The Veenkolonieën or peat colonies refer to the communities that sprung up in the peat cutting areas – the most important of which are in the eastern parts of Groningen and Drenthe and an area called the Peel, on the border of Noord-Brabant and Limburg. The turf that came out of these areas was instrumental in turning the 17th century into the Golden Age by allowing the Dutch Republic to produce its own energy. The Veenkolonieën later became famous for their workhouses, where antisocial families were sent to be reformed.
Duin and Bollenstreek
The Duin and Bollenstreek, or dune and bulb region, takes in the Zuid-Holland municipalities of Katwijk, Noordwijk, Noordwijkerhout, Lisse, Hillegom and Teylingen. Lisse rings a bell with most people because it’s the home of the Keukenhof, with its world-renowned flower shows. If you come in spring you won’t be able to miss the endless fields of brightly coloured blooms, especially if you’re stuck in the traffic jams that build up around Lisse in the flower season.
De Kleistreek is named after its soil: clay. It’s in the province of Friesland and refers to a band of sea clay on the coast to the west and north of Leeuwarden. It’s mostly used for agriculture and tourism. The expression ‘Uit de klei getrokken’ or ‘formed from clay’ refers to people from rural areas, implying that they are sturdy, no-nonsense types.
Most people have some idea about where to locate this very picturesque corner of the Netherlands. It is the easterly bit of the province of Overijssel that backs onto the border with Germany. The Tukkers, as the inhabitants of Twente are called, are famous for their dry wit, their university, their football club, based in Enschede, and their dialect, which is part of Dutch Low Saxon, an officially recognised streektaal.
You’ll have heard of this one: it’s the patches of green in between the cities of the Randstad (see above) that property developers and local councils are always itching to get their hands on. The Green Heart is protected against too many encroachments by law, but local councils strapped for homes are constantly trying to see how far they can push the boundaries. A famous Dutch poet once said that what is left of nature in this country is a strip of woodland the size of a newspaper, and that was in 1945.

_DATA EXTRACTS_
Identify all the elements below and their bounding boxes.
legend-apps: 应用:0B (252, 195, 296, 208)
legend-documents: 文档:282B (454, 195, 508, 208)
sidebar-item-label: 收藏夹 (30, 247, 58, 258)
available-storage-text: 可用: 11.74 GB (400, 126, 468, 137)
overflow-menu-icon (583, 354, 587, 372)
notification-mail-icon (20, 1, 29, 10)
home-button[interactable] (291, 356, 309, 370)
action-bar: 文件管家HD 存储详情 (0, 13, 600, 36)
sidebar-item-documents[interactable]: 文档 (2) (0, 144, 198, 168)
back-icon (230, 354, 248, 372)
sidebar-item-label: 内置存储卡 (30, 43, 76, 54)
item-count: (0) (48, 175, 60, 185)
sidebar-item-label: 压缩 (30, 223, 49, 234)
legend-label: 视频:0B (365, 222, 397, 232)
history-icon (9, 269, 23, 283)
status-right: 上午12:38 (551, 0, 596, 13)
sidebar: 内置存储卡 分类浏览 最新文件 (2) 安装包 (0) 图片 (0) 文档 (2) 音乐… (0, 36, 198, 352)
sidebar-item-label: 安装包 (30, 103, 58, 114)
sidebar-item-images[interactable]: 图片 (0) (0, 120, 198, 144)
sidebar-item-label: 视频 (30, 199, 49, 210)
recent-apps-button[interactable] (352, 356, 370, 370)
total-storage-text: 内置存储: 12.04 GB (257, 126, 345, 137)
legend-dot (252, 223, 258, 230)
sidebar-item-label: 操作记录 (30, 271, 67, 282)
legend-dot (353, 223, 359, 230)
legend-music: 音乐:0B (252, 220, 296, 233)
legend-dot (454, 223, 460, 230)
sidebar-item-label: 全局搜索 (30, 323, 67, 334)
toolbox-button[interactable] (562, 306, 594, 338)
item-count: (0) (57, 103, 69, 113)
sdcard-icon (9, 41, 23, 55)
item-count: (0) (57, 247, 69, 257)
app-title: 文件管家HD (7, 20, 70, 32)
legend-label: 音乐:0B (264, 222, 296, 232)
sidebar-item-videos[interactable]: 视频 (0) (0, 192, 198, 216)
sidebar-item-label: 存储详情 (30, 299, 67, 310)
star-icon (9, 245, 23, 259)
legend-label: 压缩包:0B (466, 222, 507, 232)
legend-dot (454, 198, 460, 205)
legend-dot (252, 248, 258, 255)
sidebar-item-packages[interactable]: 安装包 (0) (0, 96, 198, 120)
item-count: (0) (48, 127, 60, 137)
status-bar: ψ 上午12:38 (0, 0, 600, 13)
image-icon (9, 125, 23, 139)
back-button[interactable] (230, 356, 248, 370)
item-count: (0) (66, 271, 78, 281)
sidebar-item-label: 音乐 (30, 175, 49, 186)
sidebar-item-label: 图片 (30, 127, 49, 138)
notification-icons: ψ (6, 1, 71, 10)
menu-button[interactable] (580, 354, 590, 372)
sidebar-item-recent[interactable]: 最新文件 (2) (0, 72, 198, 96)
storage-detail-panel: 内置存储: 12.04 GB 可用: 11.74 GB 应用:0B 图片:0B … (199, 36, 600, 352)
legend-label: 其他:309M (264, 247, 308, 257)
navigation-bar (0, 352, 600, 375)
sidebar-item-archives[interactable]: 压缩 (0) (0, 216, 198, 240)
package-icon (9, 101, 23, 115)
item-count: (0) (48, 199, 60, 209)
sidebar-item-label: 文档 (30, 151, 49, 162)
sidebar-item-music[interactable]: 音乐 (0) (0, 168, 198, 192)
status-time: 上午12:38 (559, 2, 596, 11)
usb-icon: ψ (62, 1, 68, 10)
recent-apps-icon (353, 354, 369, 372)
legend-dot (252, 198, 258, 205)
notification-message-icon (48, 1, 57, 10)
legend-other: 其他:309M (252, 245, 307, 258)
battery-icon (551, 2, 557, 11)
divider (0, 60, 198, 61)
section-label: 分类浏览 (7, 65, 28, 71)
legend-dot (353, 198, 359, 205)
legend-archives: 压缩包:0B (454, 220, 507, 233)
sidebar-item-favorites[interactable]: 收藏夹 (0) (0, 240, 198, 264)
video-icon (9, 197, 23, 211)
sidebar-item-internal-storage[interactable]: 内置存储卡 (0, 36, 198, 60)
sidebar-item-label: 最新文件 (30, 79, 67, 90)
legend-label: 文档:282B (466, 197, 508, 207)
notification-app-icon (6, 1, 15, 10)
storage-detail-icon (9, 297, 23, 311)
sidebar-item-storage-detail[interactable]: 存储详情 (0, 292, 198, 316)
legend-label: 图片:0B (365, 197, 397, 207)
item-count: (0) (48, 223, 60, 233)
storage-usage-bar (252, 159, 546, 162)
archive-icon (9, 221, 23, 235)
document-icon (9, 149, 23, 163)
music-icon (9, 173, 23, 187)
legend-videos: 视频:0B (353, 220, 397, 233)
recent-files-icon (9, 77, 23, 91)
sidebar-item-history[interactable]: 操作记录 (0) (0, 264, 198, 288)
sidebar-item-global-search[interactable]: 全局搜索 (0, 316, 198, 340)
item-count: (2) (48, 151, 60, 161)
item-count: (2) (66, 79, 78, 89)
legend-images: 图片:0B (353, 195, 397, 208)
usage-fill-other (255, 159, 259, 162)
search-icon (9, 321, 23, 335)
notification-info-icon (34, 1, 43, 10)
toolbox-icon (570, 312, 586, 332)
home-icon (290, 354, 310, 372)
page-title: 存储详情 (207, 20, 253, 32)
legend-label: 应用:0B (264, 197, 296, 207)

_WORK ORDER_
In the text about regions of the Netherlands, what are the inhabitants of Twente called?

_RESULT OF THIS TASK_
Tukkers